» Short exercise: The records below need retyping in full; give them again exactly.

» Rows:
--------------------------------

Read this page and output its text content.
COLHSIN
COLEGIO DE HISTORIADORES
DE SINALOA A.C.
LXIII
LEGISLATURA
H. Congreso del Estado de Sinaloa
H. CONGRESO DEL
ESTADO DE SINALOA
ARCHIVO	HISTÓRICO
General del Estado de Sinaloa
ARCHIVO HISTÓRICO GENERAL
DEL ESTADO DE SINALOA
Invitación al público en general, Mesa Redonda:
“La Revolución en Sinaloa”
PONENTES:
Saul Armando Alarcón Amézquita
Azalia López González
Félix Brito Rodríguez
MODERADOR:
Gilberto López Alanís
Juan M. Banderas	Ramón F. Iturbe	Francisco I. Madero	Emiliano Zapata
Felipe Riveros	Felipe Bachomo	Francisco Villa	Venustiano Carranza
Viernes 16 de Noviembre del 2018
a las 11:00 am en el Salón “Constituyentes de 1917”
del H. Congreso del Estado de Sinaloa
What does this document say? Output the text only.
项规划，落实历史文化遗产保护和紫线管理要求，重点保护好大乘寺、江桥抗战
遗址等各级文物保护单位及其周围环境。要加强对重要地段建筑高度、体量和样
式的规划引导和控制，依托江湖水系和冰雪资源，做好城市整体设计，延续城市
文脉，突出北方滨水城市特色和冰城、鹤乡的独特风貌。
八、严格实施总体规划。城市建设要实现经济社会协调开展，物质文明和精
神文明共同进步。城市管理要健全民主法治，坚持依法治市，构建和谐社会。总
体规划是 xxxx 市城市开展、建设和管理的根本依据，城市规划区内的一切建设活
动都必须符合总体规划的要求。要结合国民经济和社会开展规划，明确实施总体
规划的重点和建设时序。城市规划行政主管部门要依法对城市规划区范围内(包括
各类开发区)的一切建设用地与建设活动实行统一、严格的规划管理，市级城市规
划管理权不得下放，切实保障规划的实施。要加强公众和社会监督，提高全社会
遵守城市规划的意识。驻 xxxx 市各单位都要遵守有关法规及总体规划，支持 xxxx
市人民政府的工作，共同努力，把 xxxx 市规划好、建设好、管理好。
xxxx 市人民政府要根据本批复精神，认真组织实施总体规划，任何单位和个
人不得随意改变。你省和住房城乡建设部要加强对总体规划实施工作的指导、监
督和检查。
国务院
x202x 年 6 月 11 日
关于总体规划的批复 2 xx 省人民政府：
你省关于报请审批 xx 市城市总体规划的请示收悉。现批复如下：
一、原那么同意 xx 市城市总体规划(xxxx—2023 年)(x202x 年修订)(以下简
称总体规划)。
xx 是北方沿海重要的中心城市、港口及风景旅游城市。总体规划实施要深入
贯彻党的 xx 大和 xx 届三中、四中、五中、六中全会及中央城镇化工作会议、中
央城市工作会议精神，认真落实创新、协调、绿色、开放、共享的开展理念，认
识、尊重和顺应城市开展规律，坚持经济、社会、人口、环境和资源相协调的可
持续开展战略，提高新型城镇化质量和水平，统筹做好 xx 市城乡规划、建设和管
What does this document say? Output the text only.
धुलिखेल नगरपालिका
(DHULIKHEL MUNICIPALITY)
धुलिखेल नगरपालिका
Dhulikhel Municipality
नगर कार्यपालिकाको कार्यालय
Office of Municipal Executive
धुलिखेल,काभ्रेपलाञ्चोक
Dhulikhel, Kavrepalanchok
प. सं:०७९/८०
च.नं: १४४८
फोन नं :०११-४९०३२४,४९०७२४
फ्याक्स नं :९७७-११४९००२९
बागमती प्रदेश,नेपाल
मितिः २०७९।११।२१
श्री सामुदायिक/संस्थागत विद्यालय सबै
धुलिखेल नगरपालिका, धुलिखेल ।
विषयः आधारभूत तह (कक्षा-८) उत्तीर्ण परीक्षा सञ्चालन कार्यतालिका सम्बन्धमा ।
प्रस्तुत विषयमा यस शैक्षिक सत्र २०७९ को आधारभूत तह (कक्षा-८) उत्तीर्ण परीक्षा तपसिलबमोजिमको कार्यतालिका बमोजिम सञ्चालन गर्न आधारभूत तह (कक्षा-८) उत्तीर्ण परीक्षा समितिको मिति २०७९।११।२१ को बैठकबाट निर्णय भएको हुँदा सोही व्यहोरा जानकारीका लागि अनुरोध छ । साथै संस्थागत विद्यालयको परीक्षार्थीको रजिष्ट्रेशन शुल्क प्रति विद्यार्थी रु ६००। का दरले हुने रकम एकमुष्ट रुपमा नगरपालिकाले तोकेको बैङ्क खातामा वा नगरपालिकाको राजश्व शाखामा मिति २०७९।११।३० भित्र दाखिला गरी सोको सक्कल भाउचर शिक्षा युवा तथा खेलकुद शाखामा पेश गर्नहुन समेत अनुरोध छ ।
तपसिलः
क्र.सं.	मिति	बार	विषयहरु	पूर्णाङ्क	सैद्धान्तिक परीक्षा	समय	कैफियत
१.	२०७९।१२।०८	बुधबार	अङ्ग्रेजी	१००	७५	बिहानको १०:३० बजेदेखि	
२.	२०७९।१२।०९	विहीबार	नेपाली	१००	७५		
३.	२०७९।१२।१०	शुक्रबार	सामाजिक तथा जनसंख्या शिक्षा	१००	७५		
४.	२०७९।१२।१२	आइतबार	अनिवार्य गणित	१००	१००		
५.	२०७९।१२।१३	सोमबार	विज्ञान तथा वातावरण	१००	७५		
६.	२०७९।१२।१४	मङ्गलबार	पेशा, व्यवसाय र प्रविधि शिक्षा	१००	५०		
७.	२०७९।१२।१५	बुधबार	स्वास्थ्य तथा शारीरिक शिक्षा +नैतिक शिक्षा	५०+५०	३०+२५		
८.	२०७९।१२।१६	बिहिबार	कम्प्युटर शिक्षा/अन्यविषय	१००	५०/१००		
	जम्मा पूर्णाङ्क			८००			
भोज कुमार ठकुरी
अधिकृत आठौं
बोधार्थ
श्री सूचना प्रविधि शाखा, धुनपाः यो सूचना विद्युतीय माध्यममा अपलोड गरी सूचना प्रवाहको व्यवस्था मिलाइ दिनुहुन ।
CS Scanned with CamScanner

--------------------------------

» Answer to this exercise:
Read this page and output its text content.
COLHSIN
COLEGIO DE HISTORIADORES
DE SINALOA A.C.
LXIII
LEGISLATURA
H. Congreso del Estado de Sinaloa
H. CONGRESO DEL
ESTADO DE SINALOA
ARCHIVO	HISTÓRICO
General del Estado de Sinaloa
ARCHIVO HISTÓRICO GENERAL
DEL ESTADO DE SINALOA
Invitación al público en general, Mesa Redonda:
“La Revolución en Sinaloa”
PONENTES:
Saul Armando Alarcón Amézquita
Azalia López González
Félix Brito Rodríguez
MODERADOR:
Gilberto López Alanís
Juan M. Banderas	Ramón F. Iturbe	Francisco I. Madero	Emiliano Zapata
Felipe Riveros	Felipe Bachomo	Francisco Villa	Venustiano Carranza
Viernes 16 de Noviembre del 2018
a las 11:00 am en el Salón “Constituyentes de 1917”
del H. Congreso del Estado de Sinaloa
What does this document say? Output the text only.
项规划，落实历史文化遗产保护和紫线管理要求，重点保护好大乘寺、江桥抗战
遗址等各级文物保护单位及其周围环境。要加强对重要地段建筑高度、体量和样
式的规划引导和控制，依托江湖水系和冰雪资源，做好城市整体设计，延续城市
文脉，突出北方滨水城市特色和冰城、鹤乡的独特风貌。
八、严格实施总体规划。城市建设要实现经济社会协调开展，物质文明和精
神文明共同进步。城市管理要健全民主法治，坚持依法治市，构建和谐社会。总
体规划是 xxxx 市城市开展、建设和管理的根本依据，城市规划区内的一切建设活
动都必须符合总体规划的要求。要结合国民经济和社会开展规划，明确实施总体
规划的重点和建设时序。城市规划行政主管部门要依法对城市规划区范围内(包括
各类开发区)的一切建设用地与建设活动实行统一、严格的规划管理，市级城市规
划管理权不得下放，切实保障规划的实施。要加强公众和社会监督，提高全社会
遵守城市规划的意识。驻 xxxx 市各单位都要遵守有关法规及总体规划，支持 xxxx
市人民政府的工作，共同努力，把 xxxx 市规划好、建设好、管理好。
xxxx 市人民政府要根据本批复精神，认真组织实施总体规划，任何单位和个
人不得随意改变。你省和住房城乡建设部要加强对总体规划实施工作的指导、监
督和检查。
国务院
x202x 年 6 月 11 日
关于总体规划的批复 2 xx 省人民政府：
你省关于报请审批 xx 市城市总体规划的请示收悉。现批复如下：
一、原那么同意 xx 市城市总体规划(xxxx—2023 年)(x202x 年修订)(以下简
称总体规划)。
xx 是北方沿海重要的中心城市、港口及风景旅游城市。总体规划实施要深入
贯彻党的 xx 大和 xx 届三中、四中、五中、六中全会及中央城镇化工作会议、中
央城市工作会议精神，认真落实创新、协调、绿色、开放、共享的开展理念，认
识、尊重和顺应城市开展规律，坚持经济、社会、人口、环境和资源相协调的可
持续开展战略，提高新型城镇化质量和水平，统筹做好 xx 市城乡规划、建设和管
What does this document say? Output the text only.
धुलिखेल नगरपालिका
(DHULIKHEL MUNICIPALITY)
धुलिखेल नगरपालिका
Dhulikhel Municipality
नगर कार्यपालिकाको कार्यालय
Office of Municipal Executive
धुलिखेल,काभ्रेपलाञ्चोक
Dhulikhel, Kavrepalanchok
प. सं:०७९/८०
च.नं: १४४८
फोन नं :०११-४९०३२४,४९०७२४
फ्याक्स नं :९७७-११४९००२९
बागमती प्रदेश,नेपाल
मितिः २०७९।११।२१
श्री सामुदायिक/संस्थागत विद्यालय सबै
धुलिखेल नगरपालिका, धुलिखेल ।
विषयः आधारभूत तह (कक्षा-८) उत्तीर्ण परीक्षा सञ्चालन कार्यतालिका सम्बन्धमा ।
प्रस्तुत विषयमा यस शैक्षिक सत्र २०७९ को आधारभूत तह (कक्षा-८) उत्तीर्ण परीक्षा तपसिलबमोजिमको कार्यतालिका बमोजिम सञ्चालन गर्न आधारभूत तह (कक्षा-८) उत्तीर्ण परीक्षा समितिको मिति २०७९।११।२१ को बैठकबाट निर्णय भएको हुँदा सोही व्यहोरा जानकारीका लागि अनुरोध छ । साथै संस्थागत विद्यालयको परीक्षार्थीको रजिष्ट्रेशन शुल्क प्रति विद्यार्थी रु ६००। का दरले हुने रकम एकमुष्ट रुपमा नगरपालिकाले तोकेको बैङ्क खातामा वा नगरपालिकाको राजश्व शाखामा मिति २०७९।११।३० भित्र दाखिला गरी सोको सक्कल भाउचर शिक्षा युवा तथा खेलकुद शाखामा पेश गर्नहुन समेत अनुरोध छ ।
तपसिलः
क्र.सं.	मिति	बार	विषयहरु	पूर्णाङ्क	सैद्धान्तिक परीक्षा	समय	कैफियत
१.	२०७९।१२।०८	बुधबार	अङ्ग्रेजी	१००	७५	बिहानको १०:३० बजेदेखि	
२.	२०७९।१२।०९	विहीबार	नेपाली	१००	७५		
३.	२०७९।१२।१०	शुक्रबार	सामाजिक तथा जनसंख्या शिक्षा	१००	७५		
४.	२०७९।१२।१२	आइतबार	अनिवार्य गणित	१००	१००		
५.	२०७९।१२।१३	सोमबार	विज्ञान तथा वातावरण	१००	७५		
६.	२०७९।१२।१४	मङ्गलबार	पेशा, व्यवसाय र प्रविधि शिक्षा	१००	५०		
७.	२०७९।१२।१५	बुधबार	स्वास्थ्य तथा शारीरिक शिक्षा +नैतिक शिक्षा	५०+५०	३०+२५		
८.	२०७९।१२।१६	बिहिबार	कम्प्युटर शिक्षा/अन्यविषय	१००	५०/१००		
	जम्मा पूर्णाङ्क			८००			
भोज कुमार ठकुरी
अधिकृत आठौं
बोधार्थ
श्री सूचना प्रविधि शाखा, धुनपाः यो सूचना विद्युतीय माध्यममा अपलोड गरी सूचना प्रवाहको व्यवस्था मिलाइ दिनुहुन ।
CS Scanned with CamScanner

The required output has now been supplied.